>> Begin

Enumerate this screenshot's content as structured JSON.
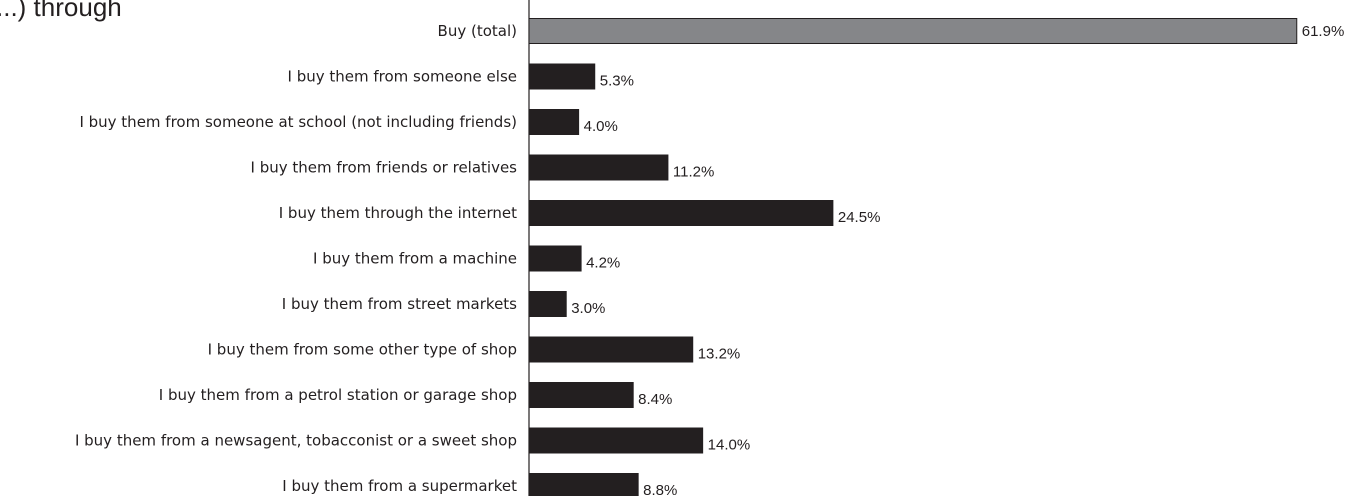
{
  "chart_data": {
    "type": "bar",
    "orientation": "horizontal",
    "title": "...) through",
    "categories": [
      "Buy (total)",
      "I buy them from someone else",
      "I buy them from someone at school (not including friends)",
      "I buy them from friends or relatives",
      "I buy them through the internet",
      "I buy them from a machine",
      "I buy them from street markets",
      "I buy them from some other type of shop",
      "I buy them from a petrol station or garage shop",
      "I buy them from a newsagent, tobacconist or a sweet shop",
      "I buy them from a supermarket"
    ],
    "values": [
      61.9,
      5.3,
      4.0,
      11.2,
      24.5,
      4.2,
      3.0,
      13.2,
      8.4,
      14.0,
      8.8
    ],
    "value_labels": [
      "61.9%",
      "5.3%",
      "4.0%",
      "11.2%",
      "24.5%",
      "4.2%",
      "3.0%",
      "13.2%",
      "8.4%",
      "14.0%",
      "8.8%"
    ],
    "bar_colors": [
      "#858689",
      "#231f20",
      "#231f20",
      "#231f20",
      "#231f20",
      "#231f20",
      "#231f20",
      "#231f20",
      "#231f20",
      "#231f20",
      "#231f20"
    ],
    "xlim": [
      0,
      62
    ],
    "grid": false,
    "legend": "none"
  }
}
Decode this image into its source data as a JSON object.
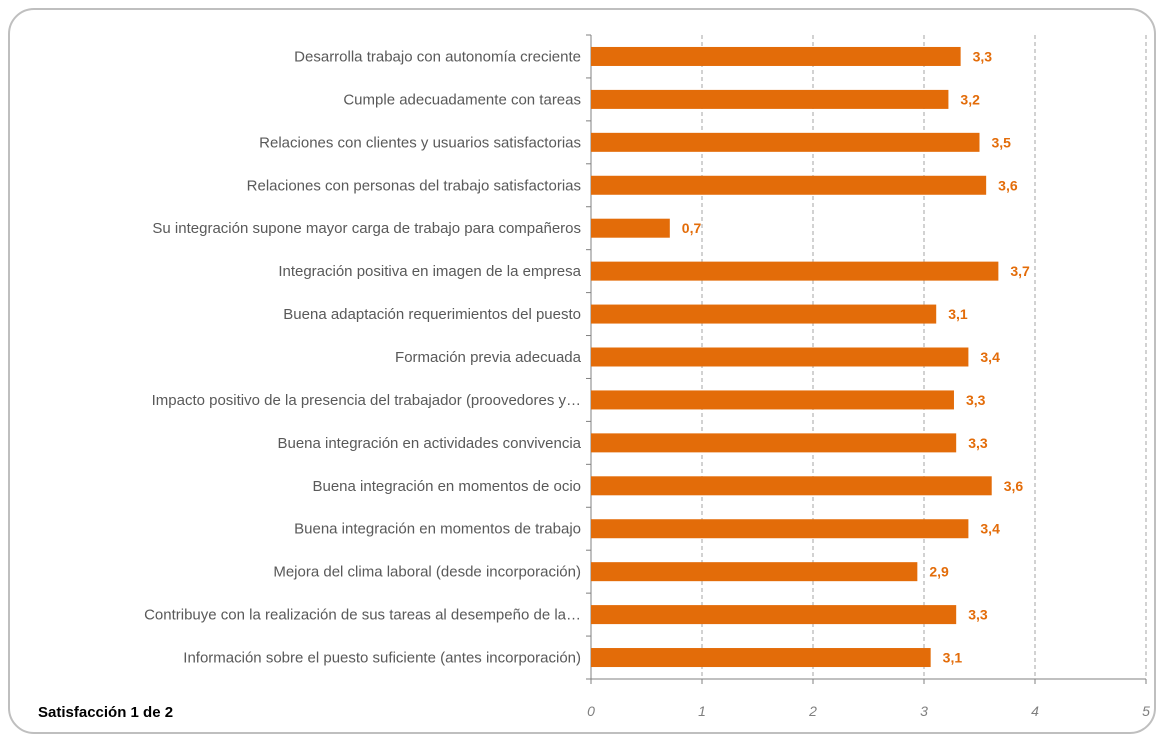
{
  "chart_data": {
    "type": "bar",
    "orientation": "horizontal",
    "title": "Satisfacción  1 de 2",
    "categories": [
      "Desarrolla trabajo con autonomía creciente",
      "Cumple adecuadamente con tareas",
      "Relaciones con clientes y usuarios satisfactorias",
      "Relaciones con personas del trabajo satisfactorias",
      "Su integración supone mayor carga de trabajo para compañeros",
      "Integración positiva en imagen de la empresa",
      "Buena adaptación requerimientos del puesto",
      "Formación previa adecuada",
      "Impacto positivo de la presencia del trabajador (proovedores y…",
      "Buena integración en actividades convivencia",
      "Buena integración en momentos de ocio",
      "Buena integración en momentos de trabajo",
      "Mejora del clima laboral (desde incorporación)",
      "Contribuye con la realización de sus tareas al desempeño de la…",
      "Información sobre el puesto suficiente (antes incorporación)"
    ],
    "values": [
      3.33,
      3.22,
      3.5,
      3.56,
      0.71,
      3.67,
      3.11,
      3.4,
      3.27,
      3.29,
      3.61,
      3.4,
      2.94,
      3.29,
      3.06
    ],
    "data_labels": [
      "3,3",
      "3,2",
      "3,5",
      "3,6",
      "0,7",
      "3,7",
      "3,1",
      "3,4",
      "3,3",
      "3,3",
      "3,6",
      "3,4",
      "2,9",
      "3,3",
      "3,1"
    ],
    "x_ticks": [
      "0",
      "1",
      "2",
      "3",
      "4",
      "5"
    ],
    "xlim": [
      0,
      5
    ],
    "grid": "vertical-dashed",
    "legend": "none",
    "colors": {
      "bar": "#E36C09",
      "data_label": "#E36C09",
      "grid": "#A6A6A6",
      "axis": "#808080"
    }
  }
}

>> End

**Exercise requirements:** Repeat the listing in full and exactly. Do not include any images.

**The result:**
Enumerate this screenshot's content as structured JSON.
{
  "chart_data": {
    "type": "bar",
    "orientation": "horizontal",
    "title": "...) through",
    "categories": [
      "Buy (total)",
      "I buy them from someone else",
      "I buy them from someone at school (not including friends)",
      "I buy them from friends or relatives",
      "I buy them through the internet",
      "I buy them from a machine",
      "I buy them from street markets",
      "I buy them from some other type of shop",
      "I buy them from a petrol station or garage shop",
      "I buy them from a newsagent, tobacconist or a sweet shop",
      "I buy them from a supermarket"
    ],
    "values": [
      61.9,
      5.3,
      4.0,
      11.2,
      24.5,
      4.2,
      3.0,
      13.2,
      8.4,
      14.0,
      8.8
    ],
    "value_labels": [
      "61.9%",
      "5.3%",
      "4.0%",
      "11.2%",
      "24.5%",
      "4.2%",
      "3.0%",
      "13.2%",
      "8.4%",
      "14.0%",
      "8.8%"
    ],
    "bar_colors": [
      "#858689",
      "#231f20",
      "#231f20",
      "#231f20",
      "#231f20",
      "#231f20",
      "#231f20",
      "#231f20",
      "#231f20",
      "#231f20",
      "#231f20"
    ],
    "xlim": [
      0,
      62
    ],
    "grid": false,
    "legend": "none"
  }
}
Decode this image into its source data as a JSON object.
{
  "chart_data": {
    "type": "bar",
    "orientation": "horizontal",
    "title": "Satisfacción  1 de 2",
    "categories": [
      "Desarrolla trabajo con autonomía creciente",
      "Cumple adecuadamente con tareas",
      "Relaciones con clientes y usuarios satisfactorias",
      "Relaciones con personas del trabajo satisfactorias",
      "Su integración supone mayor carga de trabajo para compañeros",
      "Integración positiva en imagen de la empresa",
      "Buena adaptación requerimientos del puesto",
      "Formación previa adecuada",
      "Impacto positivo de la presencia del trabajador (proovedores y…",
      "Buena integración en actividades convivencia",
      "Buena integración en momentos de ocio",
      "Buena integración en momentos de trabajo",
      "Mejora del clima laboral (desde incorporación)",
      "Contribuye con la realización de sus tareas al desempeño de la…",
      "Información sobre el puesto suficiente (antes incorporación)"
    ],
    "values": [
      3.33,
      3.22,
      3.5,
      3.56,
      0.71,
      3.67,
      3.11,
      3.4,
      3.27,
      3.29,
      3.61,
      3.4,
      2.94,
      3.29,
      3.06
    ],
    "data_labels": [
      "3,3",
      "3,2",
      "3,5",
      "3,6",
      "0,7",
      "3,7",
      "3,1",
      "3,4",
      "3,3",
      "3,3",
      "3,6",
      "3,4",
      "2,9",
      "3,3",
      "3,1"
    ],
    "x_ticks": [
      "0",
      "1",
      "2",
      "3",
      "4",
      "5"
    ],
    "xlim": [
      0,
      5
    ],
    "grid": "vertical-dashed",
    "legend": "none",
    "colors": {
      "bar": "#E36C09",
      "data_label": "#E36C09",
      "grid": "#A6A6A6",
      "axis": "#808080"
    }
  }
}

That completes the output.